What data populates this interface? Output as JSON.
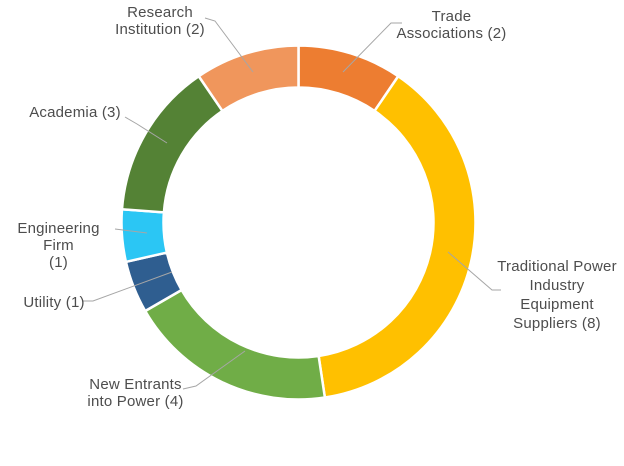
{
  "chart_data": {
    "type": "pie",
    "subtype": "donut",
    "title": "",
    "total": 21,
    "start_angle_deg": 0,
    "direction": "clockwise",
    "legend_position": "none",
    "data_labels": "category callouts with leader lines",
    "segments": [
      {
        "category": "Trade Associations",
        "value": 2,
        "label": "Trade Associations (2)",
        "label_lines": [
          "Trade",
          "Associations (2)"
        ],
        "color": "#ED7D31"
      },
      {
        "category": "Traditional Power Industry Equipment Suppliers",
        "value": 8,
        "label": "Traditional Power Industry Equipment Suppliers (8)",
        "label_lines": [
          "Traditional Power",
          "Industry",
          "Equipment",
          "Suppliers (8)"
        ],
        "color": "#FFC000"
      },
      {
        "category": "New Entrants into Power",
        "value": 4,
        "label": "New Entrants into Power (4)",
        "label_lines": [
          "New Entrants",
          "into Power (4)"
        ],
        "color": "#70AD47"
      },
      {
        "category": "Utility",
        "value": 1,
        "label": "Utility (1)",
        "label_lines": [
          "Utility (1)"
        ],
        "color": "#2F5E90"
      },
      {
        "category": "Engineering Firm",
        "value": 1,
        "label": "Engineering Firm (1)",
        "label_lines": [
          "Engineering Firm",
          "(1)"
        ],
        "color": "#2BC6F4"
      },
      {
        "category": "Academia",
        "value": 3,
        "label": "Academia (3)",
        "label_lines": [
          "Academia (3)"
        ],
        "color": "#548235"
      },
      {
        "category": "Research Institution",
        "value": 2,
        "label": "Research Institution (2)",
        "label_lines": [
          "Research",
          "Institution (2)"
        ],
        "color": "#F0965C"
      }
    ]
  },
  "styles": {
    "background": "#FFFFFF",
    "label_color": "#4D4D4D",
    "leader_line_color": "#A6A6A6",
    "slice_gap_color": "#FFFFFF"
  }
}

• **Written instruction**
Leave the images out, please, and restate each line word for word.

• **Written response**
What data populates this interface? Output as JSON.
{
  "chart_data": {
    "type": "pie",
    "subtype": "donut",
    "title": "",
    "total": 21,
    "start_angle_deg": 0,
    "direction": "clockwise",
    "legend_position": "none",
    "data_labels": "category callouts with leader lines",
    "segments": [
      {
        "category": "Trade Associations",
        "value": 2,
        "label": "Trade Associations (2)",
        "label_lines": [
          "Trade",
          "Associations (2)"
        ],
        "color": "#ED7D31"
      },
      {
        "category": "Traditional Power Industry Equipment Suppliers",
        "value": 8,
        "label": "Traditional Power Industry Equipment Suppliers (8)",
        "label_lines": [
          "Traditional Power",
          "Industry",
          "Equipment",
          "Suppliers (8)"
        ],
        "color": "#FFC000"
      },
      {
        "category": "New Entrants into Power",
        "value": 4,
        "label": "New Entrants into Power (4)",
        "label_lines": [
          "New Entrants",
          "into Power (4)"
        ],
        "color": "#70AD47"
      },
      {
        "category": "Utility",
        "value": 1,
        "label": "Utility (1)",
        "label_lines": [
          "Utility (1)"
        ],
        "color": "#2F5E90"
      },
      {
        "category": "Engineering Firm",
        "value": 1,
        "label": "Engineering Firm (1)",
        "label_lines": [
          "Engineering Firm",
          "(1)"
        ],
        "color": "#2BC6F4"
      },
      {
        "category": "Academia",
        "value": 3,
        "label": "Academia (3)",
        "label_lines": [
          "Academia (3)"
        ],
        "color": "#548235"
      },
      {
        "category": "Research Institution",
        "value": 2,
        "label": "Research Institution (2)",
        "label_lines": [
          "Research",
          "Institution (2)"
        ],
        "color": "#F0965C"
      }
    ]
  },
  "styles": {
    "background": "#FFFFFF",
    "label_color": "#4D4D4D",
    "leader_line_color": "#A6A6A6",
    "slice_gap_color": "#FFFFFF"
  }
}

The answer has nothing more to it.